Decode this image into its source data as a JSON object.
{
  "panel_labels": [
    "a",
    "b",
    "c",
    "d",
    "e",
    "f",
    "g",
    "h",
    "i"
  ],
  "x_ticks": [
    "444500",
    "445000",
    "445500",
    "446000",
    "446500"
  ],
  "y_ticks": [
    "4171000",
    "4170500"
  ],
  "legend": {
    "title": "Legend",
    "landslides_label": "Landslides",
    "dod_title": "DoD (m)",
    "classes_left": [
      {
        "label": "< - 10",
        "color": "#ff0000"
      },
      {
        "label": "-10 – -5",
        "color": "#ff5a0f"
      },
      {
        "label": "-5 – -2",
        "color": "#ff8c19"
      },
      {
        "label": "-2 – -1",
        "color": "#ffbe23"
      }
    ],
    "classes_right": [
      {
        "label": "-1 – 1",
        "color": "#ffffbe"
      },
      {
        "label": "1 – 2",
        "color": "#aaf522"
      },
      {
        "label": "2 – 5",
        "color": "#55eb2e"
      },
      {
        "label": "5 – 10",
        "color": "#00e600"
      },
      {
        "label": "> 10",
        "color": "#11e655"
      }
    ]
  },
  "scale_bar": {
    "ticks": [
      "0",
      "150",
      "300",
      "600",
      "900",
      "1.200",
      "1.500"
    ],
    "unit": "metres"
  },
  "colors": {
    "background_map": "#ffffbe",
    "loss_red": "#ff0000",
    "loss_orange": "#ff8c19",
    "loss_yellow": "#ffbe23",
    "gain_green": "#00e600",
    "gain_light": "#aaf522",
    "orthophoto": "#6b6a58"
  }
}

• WORK TO DO
Retype every entry above, word for word.

• RESULT OF THIS TASK
Decode this image into its source data as a JSON object.
{
  "panel_labels": [
    "a",
    "b",
    "c",
    "d",
    "e",
    "f",
    "g",
    "h",
    "i"
  ],
  "x_ticks": [
    "444500",
    "445000",
    "445500",
    "446000",
    "446500"
  ],
  "y_ticks": [
    "4171000",
    "4170500"
  ],
  "legend": {
    "title": "Legend",
    "landslides_label": "Landslides",
    "dod_title": "DoD (m)",
    "classes_left": [
      {
        "label": "< - 10",
        "color": "#ff0000"
      },
      {
        "label": "-10 – -5",
        "color": "#ff5a0f"
      },
      {
        "label": "-5 – -2",
        "color": "#ff8c19"
      },
      {
        "label": "-2 – -1",
        "color": "#ffbe23"
      }
    ],
    "classes_right": [
      {
        "label": "-1 – 1",
        "color": "#ffffbe"
      },
      {
        "label": "1 – 2",
        "color": "#aaf522"
      },
      {
        "label": "2 – 5",
        "color": "#55eb2e"
      },
      {
        "label": "5 – 10",
        "color": "#00e600"
      },
      {
        "label": "> 10",
        "color": "#11e655"
      }
    ]
  },
  "scale_bar": {
    "ticks": [
      "0",
      "150",
      "300",
      "600",
      "900",
      "1.200",
      "1.500"
    ],
    "unit": "metres"
  },
  "colors": {
    "background_map": "#ffffbe",
    "loss_red": "#ff0000",
    "loss_orange": "#ff8c19",
    "loss_yellow": "#ffbe23",
    "gain_green": "#00e600",
    "gain_light": "#aaf522",
    "orthophoto": "#6b6a58"
  }
}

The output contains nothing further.